#### Task input ####

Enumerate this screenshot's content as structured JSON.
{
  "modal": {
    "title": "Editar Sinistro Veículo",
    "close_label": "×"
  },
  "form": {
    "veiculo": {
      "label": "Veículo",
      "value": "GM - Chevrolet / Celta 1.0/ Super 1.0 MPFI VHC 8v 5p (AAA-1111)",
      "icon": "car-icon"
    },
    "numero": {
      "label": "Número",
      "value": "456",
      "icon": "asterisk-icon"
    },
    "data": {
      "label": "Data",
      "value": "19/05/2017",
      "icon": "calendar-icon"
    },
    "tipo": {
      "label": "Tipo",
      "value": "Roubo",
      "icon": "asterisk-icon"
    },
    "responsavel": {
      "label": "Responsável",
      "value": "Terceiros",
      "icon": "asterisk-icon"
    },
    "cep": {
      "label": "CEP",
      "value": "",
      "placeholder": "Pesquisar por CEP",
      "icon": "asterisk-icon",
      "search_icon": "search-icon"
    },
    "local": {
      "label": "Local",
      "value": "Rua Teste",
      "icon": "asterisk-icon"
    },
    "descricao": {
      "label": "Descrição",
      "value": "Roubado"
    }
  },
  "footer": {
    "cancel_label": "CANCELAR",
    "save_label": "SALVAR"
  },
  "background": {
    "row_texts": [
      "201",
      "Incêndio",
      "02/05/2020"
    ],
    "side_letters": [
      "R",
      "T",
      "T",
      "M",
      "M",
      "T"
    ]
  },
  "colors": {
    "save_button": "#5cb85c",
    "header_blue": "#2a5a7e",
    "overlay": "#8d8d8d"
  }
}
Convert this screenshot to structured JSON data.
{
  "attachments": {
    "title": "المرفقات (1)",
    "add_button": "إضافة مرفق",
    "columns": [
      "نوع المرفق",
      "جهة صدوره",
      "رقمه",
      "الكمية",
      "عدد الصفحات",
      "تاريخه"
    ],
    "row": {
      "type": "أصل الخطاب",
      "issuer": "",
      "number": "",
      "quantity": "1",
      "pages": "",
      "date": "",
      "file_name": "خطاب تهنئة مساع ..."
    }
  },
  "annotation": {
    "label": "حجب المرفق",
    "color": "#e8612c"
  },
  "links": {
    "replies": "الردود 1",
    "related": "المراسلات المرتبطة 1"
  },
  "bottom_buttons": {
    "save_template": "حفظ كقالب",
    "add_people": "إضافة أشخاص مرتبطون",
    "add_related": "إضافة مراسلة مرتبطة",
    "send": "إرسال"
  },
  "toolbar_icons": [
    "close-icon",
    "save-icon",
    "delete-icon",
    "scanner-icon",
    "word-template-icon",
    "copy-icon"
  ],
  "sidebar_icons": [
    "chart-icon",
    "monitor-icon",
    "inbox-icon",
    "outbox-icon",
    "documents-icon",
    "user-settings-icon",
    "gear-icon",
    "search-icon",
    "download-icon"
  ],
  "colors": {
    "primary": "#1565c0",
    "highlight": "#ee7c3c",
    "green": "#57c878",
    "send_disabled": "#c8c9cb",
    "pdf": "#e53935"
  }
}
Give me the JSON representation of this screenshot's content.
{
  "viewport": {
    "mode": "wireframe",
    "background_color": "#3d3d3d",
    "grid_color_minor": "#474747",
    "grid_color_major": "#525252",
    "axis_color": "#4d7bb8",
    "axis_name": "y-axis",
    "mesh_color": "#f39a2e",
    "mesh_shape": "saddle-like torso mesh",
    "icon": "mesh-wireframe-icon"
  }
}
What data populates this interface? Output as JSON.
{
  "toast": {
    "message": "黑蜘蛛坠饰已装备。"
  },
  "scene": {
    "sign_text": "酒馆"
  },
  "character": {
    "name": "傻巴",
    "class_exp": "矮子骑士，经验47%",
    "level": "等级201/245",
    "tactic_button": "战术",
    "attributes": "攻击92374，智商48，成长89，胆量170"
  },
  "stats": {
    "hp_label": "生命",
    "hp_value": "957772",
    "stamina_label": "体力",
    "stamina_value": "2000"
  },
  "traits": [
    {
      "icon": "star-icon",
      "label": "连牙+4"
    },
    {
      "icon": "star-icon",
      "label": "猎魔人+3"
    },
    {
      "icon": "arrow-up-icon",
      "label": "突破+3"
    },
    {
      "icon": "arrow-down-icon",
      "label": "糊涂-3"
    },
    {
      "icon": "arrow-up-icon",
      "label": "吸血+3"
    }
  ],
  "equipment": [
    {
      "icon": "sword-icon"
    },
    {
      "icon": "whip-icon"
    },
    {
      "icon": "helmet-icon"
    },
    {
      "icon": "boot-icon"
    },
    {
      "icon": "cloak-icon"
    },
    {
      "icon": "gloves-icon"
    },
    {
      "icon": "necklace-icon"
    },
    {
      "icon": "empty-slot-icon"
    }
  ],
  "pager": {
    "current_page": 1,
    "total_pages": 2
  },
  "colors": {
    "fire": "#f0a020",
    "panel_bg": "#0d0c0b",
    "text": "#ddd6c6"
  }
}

####

Requirement —
Output all of the data again, exactly.

Solution —
Enumerate this screenshot's content as structured JSON.
{
  "modal": {
    "title": "Editar Sinistro Veículo",
    "close_label": "×"
  },
  "form": {
    "veiculo": {
      "label": "Veículo",
      "value": "GM - Chevrolet / Celta 1.0/ Super 1.0 MPFI VHC 8v 5p (AAA-1111)",
      "icon": "car-icon"
    },
    "numero": {
      "label": "Número",
      "value": "456",
      "icon": "asterisk-icon"
    },
    "data": {
      "label": "Data",
      "value": "19/05/2017",
      "icon": "calendar-icon"
    },
    "tipo": {
      "label": "Tipo",
      "value": "Roubo",
      "icon": "asterisk-icon"
    },
    "responsavel": {
      "label": "Responsável",
      "value": "Terceiros",
      "icon": "asterisk-icon"
    },
    "cep": {
      "label": "CEP",
      "value": "",
      "placeholder": "Pesquisar por CEP",
      "icon": "asterisk-icon",
      "search_icon": "search-icon"
    },
    "local": {
      "label": "Local",
      "value": "Rua Teste",
      "icon": "asterisk-icon"
    },
    "descricao": {
      "label": "Descrição",
      "value": "Roubado"
    }
  },
  "footer": {
    "cancel_label": "CANCELAR",
    "save_label": "SALVAR"
  },
  "background": {
    "row_texts": [
      "201",
      "Incêndio",
      "02/05/2020"
    ],
    "side_letters": [
      "R",
      "T",
      "T",
      "M",
      "M",
      "T"
    ]
  },
  "colors": {
    "save_button": "#5cb85c",
    "header_blue": "#2a5a7e",
    "overlay": "#8d8d8d"
  }
}
Convert this screenshot to structured JSON data.
{
  "attachments": {
    "title": "المرفقات (1)",
    "add_button": "إضافة مرفق",
    "columns": [
      "نوع المرفق",
      "جهة صدوره",
      "رقمه",
      "الكمية",
      "عدد الصفحات",
      "تاريخه"
    ],
    "row": {
      "type": "أصل الخطاب",
      "issuer": "",
      "number": "",
      "quantity": "1",
      "pages": "",
      "date": "",
      "file_name": "خطاب تهنئة مساع ..."
    }
  },
  "annotation": {
    "label": "حجب المرفق",
    "color": "#e8612c"
  },
  "links": {
    "replies": "الردود 1",
    "related": "المراسلات المرتبطة 1"
  },
  "bottom_buttons": {
    "save_template": "حفظ كقالب",
    "add_people": "إضافة أشخاص مرتبطون",
    "add_related": "إضافة مراسلة مرتبطة",
    "send": "إرسال"
  },
  "toolbar_icons": [
    "close-icon",
    "save-icon",
    "delete-icon",
    "scanner-icon",
    "word-template-icon",
    "copy-icon"
  ],
  "sidebar_icons": [
    "chart-icon",
    "monitor-icon",
    "inbox-icon",
    "outbox-icon",
    "documents-icon",
    "user-settings-icon",
    "gear-icon",
    "search-icon",
    "download-icon"
  ],
  "colors": {
    "primary": "#1565c0",
    "highlight": "#ee7c3c",
    "green": "#57c878",
    "send_disabled": "#c8c9cb",
    "pdf": "#e53935"
  }
}
Give me the JSON representation of this screenshot's content.
{
  "viewport": {
    "mode": "wireframe",
    "background_color": "#3d3d3d",
    "grid_color_minor": "#474747",
    "grid_color_major": "#525252",
    "axis_color": "#4d7bb8",
    "axis_name": "y-axis",
    "mesh_color": "#f39a2e",
    "mesh_shape": "saddle-like torso mesh",
    "icon": "mesh-wireframe-icon"
  }
}
What data populates this interface? Output as JSON.
{
  "toast": {
    "message": "黑蜘蛛坠饰已装备。"
  },
  "scene": {
    "sign_text": "酒馆"
  },
  "character": {
    "name": "傻巴",
    "class_exp": "矮子骑士，经验47%",
    "level": "等级201/245",
    "tactic_button": "战术",
    "attributes": "攻击92374，智商48，成长89，胆量170"
  },
  "stats": {
    "hp_label": "生命",
    "hp_value": "957772",
    "stamina_label": "体力",
    "stamina_value": "2000"
  },
  "traits": [
    {
      "icon": "star-icon",
      "label": "连牙+4"
    },
    {
      "icon": "star-icon",
      "label": "猎魔人+3"
    },
    {
      "icon": "arrow-up-icon",
      "label": "突破+3"
    },
    {
      "icon": "arrow-down-icon",
      "label": "糊涂-3"
    },
    {
      "icon": "arrow-up-icon",
      "label": "吸血+3"
    }
  ],
  "equipment": [
    {
      "icon": "sword-icon"
    },
    {
      "icon": "whip-icon"
    },
    {
      "icon": "helmet-icon"
    },
    {
      "icon": "boot-icon"
    },
    {
      "icon": "cloak-icon"
    },
    {
      "icon": "gloves-icon"
    },
    {
      "icon": "necklace-icon"
    },
    {
      "icon": "empty-slot-icon"
    }
  ],
  "pager": {
    "current_page": 1,
    "total_pages": 2
  },
  "colors": {
    "fire": "#f0a020",
    "panel_bg": "#0d0c0b",
    "text": "#ddd6c6"
  }
}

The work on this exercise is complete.